→ **EXERCISE REQUIREMENTS**:
Output the entries verbatim, including every line.

→ **ENTRIES**:

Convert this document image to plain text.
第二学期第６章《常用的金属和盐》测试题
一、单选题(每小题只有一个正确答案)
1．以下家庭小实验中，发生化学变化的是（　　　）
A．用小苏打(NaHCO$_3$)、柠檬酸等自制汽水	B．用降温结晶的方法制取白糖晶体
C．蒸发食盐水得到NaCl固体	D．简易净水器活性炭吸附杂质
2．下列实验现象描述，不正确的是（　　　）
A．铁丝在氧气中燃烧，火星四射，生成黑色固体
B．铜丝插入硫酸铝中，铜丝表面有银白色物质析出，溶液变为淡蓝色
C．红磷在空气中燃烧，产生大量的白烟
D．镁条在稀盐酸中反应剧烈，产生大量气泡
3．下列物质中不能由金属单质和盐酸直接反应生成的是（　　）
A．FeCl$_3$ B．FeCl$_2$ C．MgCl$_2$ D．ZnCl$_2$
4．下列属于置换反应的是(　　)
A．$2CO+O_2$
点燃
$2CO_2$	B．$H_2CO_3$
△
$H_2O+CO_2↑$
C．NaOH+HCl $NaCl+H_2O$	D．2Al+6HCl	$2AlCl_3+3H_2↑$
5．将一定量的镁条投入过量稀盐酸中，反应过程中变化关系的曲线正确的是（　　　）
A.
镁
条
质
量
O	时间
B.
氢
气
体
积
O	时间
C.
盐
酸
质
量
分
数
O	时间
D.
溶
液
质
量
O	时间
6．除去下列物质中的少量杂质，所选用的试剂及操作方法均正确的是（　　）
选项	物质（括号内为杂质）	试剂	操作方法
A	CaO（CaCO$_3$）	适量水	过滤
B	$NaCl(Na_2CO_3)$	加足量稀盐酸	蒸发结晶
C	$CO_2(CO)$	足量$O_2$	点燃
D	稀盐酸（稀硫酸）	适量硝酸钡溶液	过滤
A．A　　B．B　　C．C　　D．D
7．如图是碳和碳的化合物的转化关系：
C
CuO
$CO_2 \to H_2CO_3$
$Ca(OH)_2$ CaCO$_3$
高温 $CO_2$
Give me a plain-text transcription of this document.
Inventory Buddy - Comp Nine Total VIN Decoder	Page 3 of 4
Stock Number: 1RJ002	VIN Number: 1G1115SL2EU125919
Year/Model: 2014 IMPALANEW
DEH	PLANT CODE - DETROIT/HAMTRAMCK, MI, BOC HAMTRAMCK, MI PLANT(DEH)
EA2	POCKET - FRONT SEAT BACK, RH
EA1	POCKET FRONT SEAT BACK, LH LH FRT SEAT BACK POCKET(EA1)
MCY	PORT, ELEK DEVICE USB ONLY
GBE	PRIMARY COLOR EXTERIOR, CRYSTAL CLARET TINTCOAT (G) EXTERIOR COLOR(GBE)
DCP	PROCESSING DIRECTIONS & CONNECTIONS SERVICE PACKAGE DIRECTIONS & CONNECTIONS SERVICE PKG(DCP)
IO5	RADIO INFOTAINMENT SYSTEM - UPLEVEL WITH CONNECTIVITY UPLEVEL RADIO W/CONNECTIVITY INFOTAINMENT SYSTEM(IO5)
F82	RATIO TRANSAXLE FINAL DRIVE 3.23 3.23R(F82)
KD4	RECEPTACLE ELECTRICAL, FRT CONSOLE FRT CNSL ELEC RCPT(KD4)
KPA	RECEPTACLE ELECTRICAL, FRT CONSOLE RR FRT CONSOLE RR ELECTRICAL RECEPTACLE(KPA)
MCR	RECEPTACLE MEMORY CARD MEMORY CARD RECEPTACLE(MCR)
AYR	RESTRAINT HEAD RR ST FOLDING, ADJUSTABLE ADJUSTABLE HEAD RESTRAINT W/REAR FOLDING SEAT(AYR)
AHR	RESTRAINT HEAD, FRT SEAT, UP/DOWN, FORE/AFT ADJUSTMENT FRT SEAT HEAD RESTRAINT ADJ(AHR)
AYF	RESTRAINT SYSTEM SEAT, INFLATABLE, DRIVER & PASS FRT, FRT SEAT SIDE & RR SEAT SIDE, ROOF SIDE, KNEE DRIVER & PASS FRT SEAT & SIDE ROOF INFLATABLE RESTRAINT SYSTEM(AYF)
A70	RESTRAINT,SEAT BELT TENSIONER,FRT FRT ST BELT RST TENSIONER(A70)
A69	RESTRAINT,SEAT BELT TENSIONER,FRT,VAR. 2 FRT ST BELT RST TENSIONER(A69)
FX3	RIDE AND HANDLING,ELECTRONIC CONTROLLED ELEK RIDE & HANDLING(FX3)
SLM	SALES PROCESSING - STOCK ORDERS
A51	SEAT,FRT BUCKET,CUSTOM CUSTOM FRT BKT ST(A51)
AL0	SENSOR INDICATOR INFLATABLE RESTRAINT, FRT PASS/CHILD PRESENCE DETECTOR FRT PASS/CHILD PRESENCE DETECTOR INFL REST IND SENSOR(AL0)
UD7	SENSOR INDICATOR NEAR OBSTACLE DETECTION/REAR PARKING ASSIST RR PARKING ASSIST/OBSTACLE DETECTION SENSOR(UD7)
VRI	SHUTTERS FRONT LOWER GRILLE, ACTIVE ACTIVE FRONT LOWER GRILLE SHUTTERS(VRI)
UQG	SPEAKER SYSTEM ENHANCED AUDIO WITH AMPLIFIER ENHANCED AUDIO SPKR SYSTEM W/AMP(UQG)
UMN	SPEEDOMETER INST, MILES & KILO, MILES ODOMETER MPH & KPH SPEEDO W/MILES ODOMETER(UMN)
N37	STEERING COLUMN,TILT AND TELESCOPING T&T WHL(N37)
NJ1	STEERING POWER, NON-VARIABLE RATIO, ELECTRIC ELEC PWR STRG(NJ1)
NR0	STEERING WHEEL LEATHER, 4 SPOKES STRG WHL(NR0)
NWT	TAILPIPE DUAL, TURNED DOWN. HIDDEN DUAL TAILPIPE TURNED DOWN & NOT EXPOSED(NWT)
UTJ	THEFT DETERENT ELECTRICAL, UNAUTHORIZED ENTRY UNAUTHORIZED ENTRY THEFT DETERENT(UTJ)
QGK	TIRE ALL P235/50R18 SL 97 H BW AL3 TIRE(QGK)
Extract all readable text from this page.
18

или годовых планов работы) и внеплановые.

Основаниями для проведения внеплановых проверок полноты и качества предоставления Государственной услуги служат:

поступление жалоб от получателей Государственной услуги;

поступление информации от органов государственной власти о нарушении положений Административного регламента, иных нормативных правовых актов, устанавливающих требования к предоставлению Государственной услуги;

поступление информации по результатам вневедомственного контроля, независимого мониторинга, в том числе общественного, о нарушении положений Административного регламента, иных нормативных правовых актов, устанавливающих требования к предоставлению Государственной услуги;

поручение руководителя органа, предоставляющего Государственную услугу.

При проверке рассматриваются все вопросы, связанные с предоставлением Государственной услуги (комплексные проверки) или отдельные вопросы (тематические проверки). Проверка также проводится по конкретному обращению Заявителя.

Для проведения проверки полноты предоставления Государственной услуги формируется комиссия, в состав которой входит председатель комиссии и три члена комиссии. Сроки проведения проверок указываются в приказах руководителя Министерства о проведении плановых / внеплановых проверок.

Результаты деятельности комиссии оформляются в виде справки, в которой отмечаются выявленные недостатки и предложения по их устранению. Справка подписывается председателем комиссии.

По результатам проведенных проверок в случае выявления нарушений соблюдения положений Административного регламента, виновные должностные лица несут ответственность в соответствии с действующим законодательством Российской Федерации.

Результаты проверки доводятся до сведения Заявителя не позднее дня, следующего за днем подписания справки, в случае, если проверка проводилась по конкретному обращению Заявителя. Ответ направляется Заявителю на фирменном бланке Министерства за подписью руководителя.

→ **REPLY TO THE TASK**:
Convert this document image to plain text.
第二学期第６章《常用的金属和盐》测试题
一、单选题(每小题只有一个正确答案)
1．以下家庭小实验中，发生化学变化的是（　　　）
A．用小苏打(NaHCO$_3$)、柠檬酸等自制汽水	B．用降温结晶的方法制取白糖晶体
C．蒸发食盐水得到NaCl固体	D．简易净水器活性炭吸附杂质
2．下列实验现象描述，不正确的是（　　　）
A．铁丝在氧气中燃烧，火星四射，生成黑色固体
B．铜丝插入硫酸铝中，铜丝表面有银白色物质析出，溶液变为淡蓝色
C．红磷在空气中燃烧，产生大量的白烟
D．镁条在稀盐酸中反应剧烈，产生大量气泡
3．下列物质中不能由金属单质和盐酸直接反应生成的是（　　）
A．FeCl$_3$ B．FeCl$_2$ C．MgCl$_2$ D．ZnCl$_2$
4．下列属于置换反应的是(　　)
A．$2CO+O_2$
点燃
$2CO_2$	B．$H_2CO_3$
△
$H_2O+CO_2↑$
C．NaOH+HCl $NaCl+H_2O$	D．2Al+6HCl	$2AlCl_3+3H_2↑$
5．将一定量的镁条投入过量稀盐酸中，反应过程中变化关系的曲线正确的是（　　　）
A.
镁
条
质
量
O	时间
B.
氢
气
体
积
O	时间
C.
盐
酸
质
量
分
数
O	时间
D.
溶
液
质
量
O	时间
6．除去下列物质中的少量杂质，所选用的试剂及操作方法均正确的是（　　）
选项	物质（括号内为杂质）	试剂	操作方法
A	CaO（CaCO$_3$）	适量水	过滤
B	$NaCl(Na_2CO_3)$	加足量稀盐酸	蒸发结晶
C	$CO_2(CO)$	足量$O_2$	点燃
D	稀盐酸（稀硫酸）	适量硝酸钡溶液	过滤
A．A　　B．B　　C．C　　D．D
7．如图是碳和碳的化合物的转化关系：
C
CuO
$CO_2 \to H_2CO_3$
$Ca(OH)_2$ CaCO$_3$
高温 $CO_2$
Give me a plain-text transcription of this document.
Inventory Buddy - Comp Nine Total VIN Decoder	Page 3 of 4
Stock Number: 1RJ002	VIN Number: 1G1115SL2EU125919
Year/Model: 2014 IMPALANEW
DEH	PLANT CODE - DETROIT/HAMTRAMCK, MI, BOC HAMTRAMCK, MI PLANT(DEH)
EA2	POCKET - FRONT SEAT BACK, RH
EA1	POCKET FRONT SEAT BACK, LH LH FRT SEAT BACK POCKET(EA1)
MCY	PORT, ELEK DEVICE USB ONLY
GBE	PRIMARY COLOR EXTERIOR, CRYSTAL CLARET TINTCOAT (G) EXTERIOR COLOR(GBE)
DCP	PROCESSING DIRECTIONS & CONNECTIONS SERVICE PACKAGE DIRECTIONS & CONNECTIONS SERVICE PKG(DCP)
IO5	RADIO INFOTAINMENT SYSTEM - UPLEVEL WITH CONNECTIVITY UPLEVEL RADIO W/CONNECTIVITY INFOTAINMENT SYSTEM(IO5)
F82	RATIO TRANSAXLE FINAL DRIVE 3.23 3.23R(F82)
KD4	RECEPTACLE ELECTRICAL, FRT CONSOLE FRT CNSL ELEC RCPT(KD4)
KPA	RECEPTACLE ELECTRICAL, FRT CONSOLE RR FRT CONSOLE RR ELECTRICAL RECEPTACLE(KPA)
MCR	RECEPTACLE MEMORY CARD MEMORY CARD RECEPTACLE(MCR)
AYR	RESTRAINT HEAD RR ST FOLDING, ADJUSTABLE ADJUSTABLE HEAD RESTRAINT W/REAR FOLDING SEAT(AYR)
AHR	RESTRAINT HEAD, FRT SEAT, UP/DOWN, FORE/AFT ADJUSTMENT FRT SEAT HEAD RESTRAINT ADJ(AHR)
AYF	RESTRAINT SYSTEM SEAT, INFLATABLE, DRIVER & PASS FRT, FRT SEAT SIDE & RR SEAT SIDE, ROOF SIDE, KNEE DRIVER & PASS FRT SEAT & SIDE ROOF INFLATABLE RESTRAINT SYSTEM(AYF)
A70	RESTRAINT,SEAT BELT TENSIONER,FRT FRT ST BELT RST TENSIONER(A70)
A69	RESTRAINT,SEAT BELT TENSIONER,FRT,VAR. 2 FRT ST BELT RST TENSIONER(A69)
FX3	RIDE AND HANDLING,ELECTRONIC CONTROLLED ELEK RIDE & HANDLING(FX3)
SLM	SALES PROCESSING - STOCK ORDERS
A51	SEAT,FRT BUCKET,CUSTOM CUSTOM FRT BKT ST(A51)
AL0	SENSOR INDICATOR INFLATABLE RESTRAINT, FRT PASS/CHILD PRESENCE DETECTOR FRT PASS/CHILD PRESENCE DETECTOR INFL REST IND SENSOR(AL0)
UD7	SENSOR INDICATOR NEAR OBSTACLE DETECTION/REAR PARKING ASSIST RR PARKING ASSIST/OBSTACLE DETECTION SENSOR(UD7)
VRI	SHUTTERS FRONT LOWER GRILLE, ACTIVE ACTIVE FRONT LOWER GRILLE SHUTTERS(VRI)
UQG	SPEAKER SYSTEM ENHANCED AUDIO WITH AMPLIFIER ENHANCED AUDIO SPKR SYSTEM W/AMP(UQG)
UMN	SPEEDOMETER INST, MILES & KILO, MILES ODOMETER MPH & KPH SPEEDO W/MILES ODOMETER(UMN)
N37	STEERING COLUMN,TILT AND TELESCOPING T&T WHL(N37)
NJ1	STEERING POWER, NON-VARIABLE RATIO, ELECTRIC ELEC PWR STRG(NJ1)
NR0	STEERING WHEEL LEATHER, 4 SPOKES STRG WHL(NR0)
NWT	TAILPIPE DUAL, TURNED DOWN. HIDDEN DUAL TAILPIPE TURNED DOWN & NOT EXPOSED(NWT)
UTJ	THEFT DETERENT ELECTRICAL, UNAUTHORIZED ENTRY UNAUTHORIZED ENTRY THEFT DETERENT(UTJ)
QGK	TIRE ALL P235/50R18 SL 97 H BW AL3 TIRE(QGK)
Extract all readable text from this page.
18

или годовых планов работы) и внеплановые.

Основаниями для проведения внеплановых проверок полноты и качества предоставления Государственной услуги служат:

поступление жалоб от получателей Государственной услуги;

поступление информации от органов государственной власти о нарушении положений Административного регламента, иных нормативных правовых актов, устанавливающих требования к предоставлению Государственной услуги;

поступление информации по результатам вневедомственного контроля, независимого мониторинга, в том числе общественного, о нарушении положений Административного регламента, иных нормативных правовых актов, устанавливающих требования к предоставлению Государственной услуги;

поручение руководителя органа, предоставляющего Государственную услугу.

При проверке рассматриваются все вопросы, связанные с предоставлением Государственной услуги (комплексные проверки) или отдельные вопросы (тематические проверки). Проверка также проводится по конкретному обращению Заявителя.

Для проведения проверки полноты предоставления Государственной услуги формируется комиссия, в состав которой входит председатель комиссии и три члена комиссии. Сроки проведения проверок указываются в приказах руководителя Министерства о проведении плановых / внеплановых проверок.

Результаты деятельности комиссии оформляются в виде справки, в которой отмечаются выявленные недостатки и предложения по их устранению. Справка подписывается председателем комиссии.

По результатам проведенных проверок в случае выявления нарушений соблюдения положений Административного регламента, виновные должностные лица несут ответственность в соответствии с действующим законодательством Российской Федерации.

Результаты проверки доводятся до сведения Заявителя не позднее дня, следующего за днем подписания справки, в случае, если проверка проводилась по конкретному обращению Заявителя. Ответ направляется Заявителю на фирменном бланке Министерства за подписью руководителя.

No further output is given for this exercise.